Figure dataset records

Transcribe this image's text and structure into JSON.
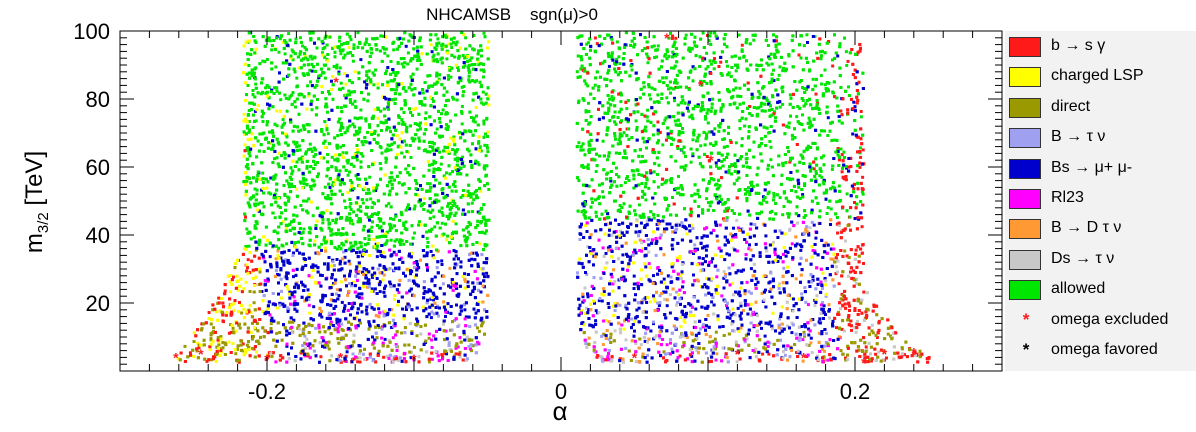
{
  "chart_data": {
    "type": "scatter",
    "title": "NHCAMSB    sgn(μ)>0",
    "xlabel": "α",
    "ylabel": "m3/2 [TeV]",
    "xlim": [
      -0.3,
      0.3
    ],
    "ylim": [
      0,
      100
    ],
    "x_ticks": [
      -0.2,
      0,
      0.2
    ],
    "x_tick_labels": [
      "-0.2",
      "0",
      "0.2"
    ],
    "y_ticks": [
      20,
      40,
      60,
      80,
      100
    ],
    "y_tick_labels": [
      "20",
      "40",
      "60",
      "80",
      "100"
    ],
    "grid": false,
    "legend_placement": "right",
    "colors": {
      "b_to_s_gamma": "#ff1a1a",
      "charged_lsp": "#ffff00",
      "direct": "#9a9a00",
      "b_to_tau_nu": "#a0a0f0",
      "bs_to_mumu": "#0000cc",
      "rl23": "#ff00ff",
      "b_to_d_tau_nu": "#ff9933",
      "ds_to_tau_nu": "#c8c8c8",
      "allowed": "#00e600",
      "omega_excluded": "#ff1a1a",
      "omega_favored": "#000000"
    },
    "regions": {
      "left_lobe": {
        "alpha_range": [
          -0.265,
          -0.05
        ],
        "m32_range": [
          3,
          100
        ]
      },
      "right_lobe": {
        "alpha_range": [
          0.01,
          0.25
        ],
        "m32_range": [
          3,
          100
        ]
      },
      "allowed_left": {
        "alpha_range": [
          -0.22,
          -0.05
        ],
        "m32_range": [
          35,
          100
        ]
      },
      "allowed_right": {
        "alpha_range": [
          0.01,
          0.2
        ],
        "m32_range": [
          45,
          100
        ]
      },
      "bs_mumu_left": {
        "alpha_range": [
          -0.21,
          -0.05
        ],
        "m32_range": [
          10,
          36
        ]
      },
      "bs_mumu_right": {
        "alpha_range": [
          0.01,
          0.185
        ],
        "m32_range": [
          8,
          48
        ]
      }
    },
    "omega_excluded_points": [
      {
        "x": -0.153,
        "y": 85
      },
      {
        "x": 0.072,
        "y": 98
      },
      {
        "x": 0.095,
        "y": 84
      },
      {
        "x": 0.102,
        "y": 62
      },
      {
        "x": 0.206,
        "y": 2.5
      },
      {
        "x": -0.262,
        "y": 4
      },
      {
        "x": -0.245,
        "y": 5
      },
      {
        "x": -0.2,
        "y": 3.5
      },
      {
        "x": -0.15,
        "y": 4
      },
      {
        "x": -0.1,
        "y": 3.5
      },
      {
        "x": 0.05,
        "y": 4
      },
      {
        "x": 0.12,
        "y": 5
      },
      {
        "x": 0.165,
        "y": 4
      },
      {
        "x": 0.22,
        "y": 5
      },
      {
        "x": 0.24,
        "y": 5.5
      }
    ],
    "legend": [
      {
        "label": "b → s γ",
        "kind": "box",
        "color_key": "b_to_s_gamma"
      },
      {
        "label": "charged LSP",
        "kind": "box",
        "color_key": "charged_lsp"
      },
      {
        "label": "direct",
        "kind": "box",
        "color_key": "direct"
      },
      {
        "label": "B → τ ν",
        "kind": "box",
        "color_key": "b_to_tau_nu"
      },
      {
        "label": "Bs → μ+ μ-",
        "kind": "box",
        "color_key": "bs_to_mumu"
      },
      {
        "label": "Rl23",
        "kind": "box",
        "color_key": "rl23"
      },
      {
        "label": "B → D τ ν",
        "kind": "box",
        "color_key": "b_to_d_tau_nu"
      },
      {
        "label": "Ds → τ ν",
        "kind": "box",
        "color_key": "ds_to_tau_nu"
      },
      {
        "label": "allowed",
        "kind": "box",
        "color_key": "allowed"
      },
      {
        "label": "omega excluded",
        "kind": "marker",
        "color_key": "omega_excluded"
      },
      {
        "label": "omega favored",
        "kind": "marker",
        "color_key": "omega_favored"
      }
    ]
  }
}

WRITTEN INSTRUCTION:
Reproduce the material above verbatim; omit every picture.

TASK SOLUTION:
Transcribe this image's text and structure into JSON.
{
  "chart_data": {
    "type": "scatter",
    "title": "NHCAMSB    sgn(μ)>0",
    "xlabel": "α",
    "ylabel": "m3/2 [TeV]",
    "xlim": [
      -0.3,
      0.3
    ],
    "ylim": [
      0,
      100
    ],
    "x_ticks": [
      -0.2,
      0,
      0.2
    ],
    "x_tick_labels": [
      "-0.2",
      "0",
      "0.2"
    ],
    "y_ticks": [
      20,
      40,
      60,
      80,
      100
    ],
    "y_tick_labels": [
      "20",
      "40",
      "60",
      "80",
      "100"
    ],
    "grid": false,
    "legend_placement": "right",
    "colors": {
      "b_to_s_gamma": "#ff1a1a",
      "charged_lsp": "#ffff00",
      "direct": "#9a9a00",
      "b_to_tau_nu": "#a0a0f0",
      "bs_to_mumu": "#0000cc",
      "rl23": "#ff00ff",
      "b_to_d_tau_nu": "#ff9933",
      "ds_to_tau_nu": "#c8c8c8",
      "allowed": "#00e600",
      "omega_excluded": "#ff1a1a",
      "omega_favored": "#000000"
    },
    "regions": {
      "left_lobe": {
        "alpha_range": [
          -0.265,
          -0.05
        ],
        "m32_range": [
          3,
          100
        ]
      },
      "right_lobe": {
        "alpha_range": [
          0.01,
          0.25
        ],
        "m32_range": [
          3,
          100
        ]
      },
      "allowed_left": {
        "alpha_range": [
          -0.22,
          -0.05
        ],
        "m32_range": [
          35,
          100
        ]
      },
      "allowed_right": {
        "alpha_range": [
          0.01,
          0.2
        ],
        "m32_range": [
          45,
          100
        ]
      },
      "bs_mumu_left": {
        "alpha_range": [
          -0.21,
          -0.05
        ],
        "m32_range": [
          10,
          36
        ]
      },
      "bs_mumu_right": {
        "alpha_range": [
          0.01,
          0.185
        ],
        "m32_range": [
          8,
          48
        ]
      }
    },
    "omega_excluded_points": [
      {
        "x": -0.153,
        "y": 85
      },
      {
        "x": 0.072,
        "y": 98
      },
      {
        "x": 0.095,
        "y": 84
      },
      {
        "x": 0.102,
        "y": 62
      },
      {
        "x": 0.206,
        "y": 2.5
      },
      {
        "x": -0.262,
        "y": 4
      },
      {
        "x": -0.245,
        "y": 5
      },
      {
        "x": -0.2,
        "y": 3.5
      },
      {
        "x": -0.15,
        "y": 4
      },
      {
        "x": -0.1,
        "y": 3.5
      },
      {
        "x": 0.05,
        "y": 4
      },
      {
        "x": 0.12,
        "y": 5
      },
      {
        "x": 0.165,
        "y": 4
      },
      {
        "x": 0.22,
        "y": 5
      },
      {
        "x": 0.24,
        "y": 5.5
      }
    ],
    "legend": [
      {
        "label": "b → s γ",
        "kind": "box",
        "color_key": "b_to_s_gamma"
      },
      {
        "label": "charged LSP",
        "kind": "box",
        "color_key": "charged_lsp"
      },
      {
        "label": "direct",
        "kind": "box",
        "color_key": "direct"
      },
      {
        "label": "B → τ ν",
        "kind": "box",
        "color_key": "b_to_tau_nu"
      },
      {
        "label": "Bs → μ+ μ-",
        "kind": "box",
        "color_key": "bs_to_mumu"
      },
      {
        "label": "Rl23",
        "kind": "box",
        "color_key": "rl23"
      },
      {
        "label": "B → D τ ν",
        "kind": "box",
        "color_key": "b_to_d_tau_nu"
      },
      {
        "label": "Ds → τ ν",
        "kind": "box",
        "color_key": "ds_to_tau_nu"
      },
      {
        "label": "allowed",
        "kind": "box",
        "color_key": "allowed"
      },
      {
        "label": "omega excluded",
        "kind": "marker",
        "color_key": "omega_excluded"
      },
      {
        "label": "omega favored",
        "kind": "marker",
        "color_key": "omega_favored"
      }
    ]
  }
}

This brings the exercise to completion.